● TO DO:
Your task is to reproduce the material exactly.
-------- ENTRIES
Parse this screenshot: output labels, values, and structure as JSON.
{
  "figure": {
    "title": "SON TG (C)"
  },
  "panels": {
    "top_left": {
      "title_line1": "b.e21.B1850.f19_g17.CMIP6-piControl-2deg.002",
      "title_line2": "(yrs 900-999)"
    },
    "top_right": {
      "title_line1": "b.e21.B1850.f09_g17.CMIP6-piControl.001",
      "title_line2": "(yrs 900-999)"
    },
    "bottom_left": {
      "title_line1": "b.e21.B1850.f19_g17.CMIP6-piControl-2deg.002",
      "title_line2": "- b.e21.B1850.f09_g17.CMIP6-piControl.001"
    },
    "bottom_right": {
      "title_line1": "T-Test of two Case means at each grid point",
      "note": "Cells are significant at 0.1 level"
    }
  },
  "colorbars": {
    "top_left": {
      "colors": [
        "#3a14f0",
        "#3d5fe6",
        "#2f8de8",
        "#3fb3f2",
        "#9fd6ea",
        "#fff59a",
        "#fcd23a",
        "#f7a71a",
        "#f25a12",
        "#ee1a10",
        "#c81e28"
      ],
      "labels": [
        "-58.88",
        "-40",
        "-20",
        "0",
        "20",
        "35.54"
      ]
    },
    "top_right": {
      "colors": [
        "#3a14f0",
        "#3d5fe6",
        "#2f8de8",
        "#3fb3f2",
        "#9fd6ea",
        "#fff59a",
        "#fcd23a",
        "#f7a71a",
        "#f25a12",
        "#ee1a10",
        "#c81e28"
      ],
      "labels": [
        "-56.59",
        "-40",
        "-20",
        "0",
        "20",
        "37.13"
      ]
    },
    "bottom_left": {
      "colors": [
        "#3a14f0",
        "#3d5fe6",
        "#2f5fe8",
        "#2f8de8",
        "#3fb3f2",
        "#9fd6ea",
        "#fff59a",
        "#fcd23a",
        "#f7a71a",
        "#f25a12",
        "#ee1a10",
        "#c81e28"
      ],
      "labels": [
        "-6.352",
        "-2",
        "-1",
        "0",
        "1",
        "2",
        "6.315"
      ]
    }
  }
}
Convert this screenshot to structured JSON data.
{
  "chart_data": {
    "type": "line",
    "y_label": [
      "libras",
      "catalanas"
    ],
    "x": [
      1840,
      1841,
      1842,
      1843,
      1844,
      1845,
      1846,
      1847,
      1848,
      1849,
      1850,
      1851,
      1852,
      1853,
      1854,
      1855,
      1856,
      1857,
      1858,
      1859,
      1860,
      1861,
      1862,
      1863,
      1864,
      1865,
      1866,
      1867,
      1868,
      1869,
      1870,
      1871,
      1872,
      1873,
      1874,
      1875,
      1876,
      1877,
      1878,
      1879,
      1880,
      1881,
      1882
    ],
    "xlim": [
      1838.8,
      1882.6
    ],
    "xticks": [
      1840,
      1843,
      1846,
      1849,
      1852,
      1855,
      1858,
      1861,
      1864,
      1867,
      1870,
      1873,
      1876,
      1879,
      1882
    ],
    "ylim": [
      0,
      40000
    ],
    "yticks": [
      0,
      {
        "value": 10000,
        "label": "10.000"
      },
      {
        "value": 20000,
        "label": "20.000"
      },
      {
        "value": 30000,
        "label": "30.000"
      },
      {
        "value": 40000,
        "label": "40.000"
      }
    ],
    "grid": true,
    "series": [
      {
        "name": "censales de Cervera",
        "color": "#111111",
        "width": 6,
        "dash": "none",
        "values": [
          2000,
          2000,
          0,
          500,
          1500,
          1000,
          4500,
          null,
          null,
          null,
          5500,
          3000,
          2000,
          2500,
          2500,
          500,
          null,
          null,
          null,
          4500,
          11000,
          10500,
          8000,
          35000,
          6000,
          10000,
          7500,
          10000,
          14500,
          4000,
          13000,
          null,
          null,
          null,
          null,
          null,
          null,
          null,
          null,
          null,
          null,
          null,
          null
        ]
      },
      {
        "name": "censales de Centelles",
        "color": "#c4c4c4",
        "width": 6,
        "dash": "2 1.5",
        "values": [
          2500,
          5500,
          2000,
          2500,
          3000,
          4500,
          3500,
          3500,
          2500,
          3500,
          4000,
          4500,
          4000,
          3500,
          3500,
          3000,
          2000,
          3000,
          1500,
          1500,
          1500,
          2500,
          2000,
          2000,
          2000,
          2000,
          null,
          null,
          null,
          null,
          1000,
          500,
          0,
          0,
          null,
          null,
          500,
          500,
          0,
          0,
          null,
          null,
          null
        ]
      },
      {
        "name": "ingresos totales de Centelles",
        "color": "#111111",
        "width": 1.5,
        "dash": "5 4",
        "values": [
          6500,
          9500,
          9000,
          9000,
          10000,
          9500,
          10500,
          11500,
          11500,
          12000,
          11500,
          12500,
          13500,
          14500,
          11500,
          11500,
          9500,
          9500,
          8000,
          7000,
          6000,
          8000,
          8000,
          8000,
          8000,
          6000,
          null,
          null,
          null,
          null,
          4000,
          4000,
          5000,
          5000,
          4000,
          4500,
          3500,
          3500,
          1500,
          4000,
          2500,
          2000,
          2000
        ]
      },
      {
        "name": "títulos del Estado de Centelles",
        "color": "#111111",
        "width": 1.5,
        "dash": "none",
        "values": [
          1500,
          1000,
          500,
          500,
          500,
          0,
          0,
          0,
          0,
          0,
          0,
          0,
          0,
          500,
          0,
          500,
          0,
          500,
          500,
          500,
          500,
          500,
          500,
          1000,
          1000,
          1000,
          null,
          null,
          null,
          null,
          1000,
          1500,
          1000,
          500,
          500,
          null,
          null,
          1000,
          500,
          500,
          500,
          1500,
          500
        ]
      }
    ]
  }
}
----------------
● WRITTEN ANSWER:
Parse this screenshot: output labels, values, and structure as JSON.
{
  "figure": {
    "title": "SON TG (C)"
  },
  "panels": {
    "top_left": {
      "title_line1": "b.e21.B1850.f19_g17.CMIP6-piControl-2deg.002",
      "title_line2": "(yrs 900-999)"
    },
    "top_right": {
      "title_line1": "b.e21.B1850.f09_g17.CMIP6-piControl.001",
      "title_line2": "(yrs 900-999)"
    },
    "bottom_left": {
      "title_line1": "b.e21.B1850.f19_g17.CMIP6-piControl-2deg.002",
      "title_line2": "- b.e21.B1850.f09_g17.CMIP6-piControl.001"
    },
    "bottom_right": {
      "title_line1": "T-Test of two Case means at each grid point",
      "note": "Cells are significant at 0.1 level"
    }
  },
  "colorbars": {
    "top_left": {
      "colors": [
        "#3a14f0",
        "#3d5fe6",
        "#2f8de8",
        "#3fb3f2",
        "#9fd6ea",
        "#fff59a",
        "#fcd23a",
        "#f7a71a",
        "#f25a12",
        "#ee1a10",
        "#c81e28"
      ],
      "labels": [
        "-58.88",
        "-40",
        "-20",
        "0",
        "20",
        "35.54"
      ]
    },
    "top_right": {
      "colors": [
        "#3a14f0",
        "#3d5fe6",
        "#2f8de8",
        "#3fb3f2",
        "#9fd6ea",
        "#fff59a",
        "#fcd23a",
        "#f7a71a",
        "#f25a12",
        "#ee1a10",
        "#c81e28"
      ],
      "labels": [
        "-56.59",
        "-40",
        "-20",
        "0",
        "20",
        "37.13"
      ]
    },
    "bottom_left": {
      "colors": [
        "#3a14f0",
        "#3d5fe6",
        "#2f5fe8",
        "#2f8de8",
        "#3fb3f2",
        "#9fd6ea",
        "#fff59a",
        "#fcd23a",
        "#f7a71a",
        "#f25a12",
        "#ee1a10",
        "#c81e28"
      ],
      "labels": [
        "-6.352",
        "-2",
        "-1",
        "0",
        "1",
        "2",
        "6.315"
      ]
    }
  }
}
Convert this screenshot to structured JSON data.
{
  "chart_data": {
    "type": "line",
    "y_label": [
      "libras",
      "catalanas"
    ],
    "x": [
      1840,
      1841,
      1842,
      1843,
      1844,
      1845,
      1846,
      1847,
      1848,
      1849,
      1850,
      1851,
      1852,
      1853,
      1854,
      1855,
      1856,
      1857,
      1858,
      1859,
      1860,
      1861,
      1862,
      1863,
      1864,
      1865,
      1866,
      1867,
      1868,
      1869,
      1870,
      1871,
      1872,
      1873,
      1874,
      1875,
      1876,
      1877,
      1878,
      1879,
      1880,
      1881,
      1882
    ],
    "xlim": [
      1838.8,
      1882.6
    ],
    "xticks": [
      1840,
      1843,
      1846,
      1849,
      1852,
      1855,
      1858,
      1861,
      1864,
      1867,
      1870,
      1873,
      1876,
      1879,
      1882
    ],
    "ylim": [
      0,
      40000
    ],
    "yticks": [
      0,
      {
        "value": 10000,
        "label": "10.000"
      },
      {
        "value": 20000,
        "label": "20.000"
      },
      {
        "value": 30000,
        "label": "30.000"
      },
      {
        "value": 40000,
        "label": "40.000"
      }
    ],
    "grid": true,
    "series": [
      {
        "name": "censales de Cervera",
        "color": "#111111",
        "width": 6,
        "dash": "none",
        "values": [
          2000,
          2000,
          0,
          500,
          1500,
          1000,
          4500,
          null,
          null,
          null,
          5500,
          3000,
          2000,
          2500,
          2500,
          500,
          null,
          null,
          null,
          4500,
          11000,
          10500,
          8000,
          35000,
          6000,
          10000,
          7500,
          10000,
          14500,
          4000,
          13000,
          null,
          null,
          null,
          null,
          null,
          null,
          null,
          null,
          null,
          null,
          null,
          null
        ]
      },
      {
        "name": "censales de Centelles",
        "color": "#c4c4c4",
        "width": 6,
        "dash": "2 1.5",
        "values": [
          2500,
          5500,
          2000,
          2500,
          3000,
          4500,
          3500,
          3500,
          2500,
          3500,
          4000,
          4500,
          4000,
          3500,
          3500,
          3000,
          2000,
          3000,
          1500,
          1500,
          1500,
          2500,
          2000,
          2000,
          2000,
          2000,
          null,
          null,
          null,
          null,
          1000,
          500,
          0,
          0,
          null,
          null,
          500,
          500,
          0,
          0,
          null,
          null,
          null
        ]
      },
      {
        "name": "ingresos totales de Centelles",
        "color": "#111111",
        "width": 1.5,
        "dash": "5 4",
        "values": [
          6500,
          9500,
          9000,
          9000,
          10000,
          9500,
          10500,
          11500,
          11500,
          12000,
          11500,
          12500,
          13500,
          14500,
          11500,
          11500,
          9500,
          9500,
          8000,
          7000,
          6000,
          8000,
          8000,
          8000,
          8000,
          6000,
          null,
          null,
          null,
          null,
          4000,
          4000,
          5000,
          5000,
          4000,
          4500,
          3500,
          3500,
          1500,
          4000,
          2500,
          2000,
          2000
        ]
      },
      {
        "name": "títulos del Estado de Centelles",
        "color": "#111111",
        "width": 1.5,
        "dash": "none",
        "values": [
          1500,
          1000,
          500,
          500,
          500,
          0,
          0,
          0,
          0,
          0,
          0,
          0,
          0,
          500,
          0,
          500,
          0,
          500,
          500,
          500,
          500,
          500,
          500,
          1000,
          1000,
          1000,
          null,
          null,
          null,
          null,
          1000,
          1500,
          1000,
          500,
          500,
          null,
          null,
          1000,
          500,
          500,
          500,
          1500,
          500
        ]
      }
    ]
  }
}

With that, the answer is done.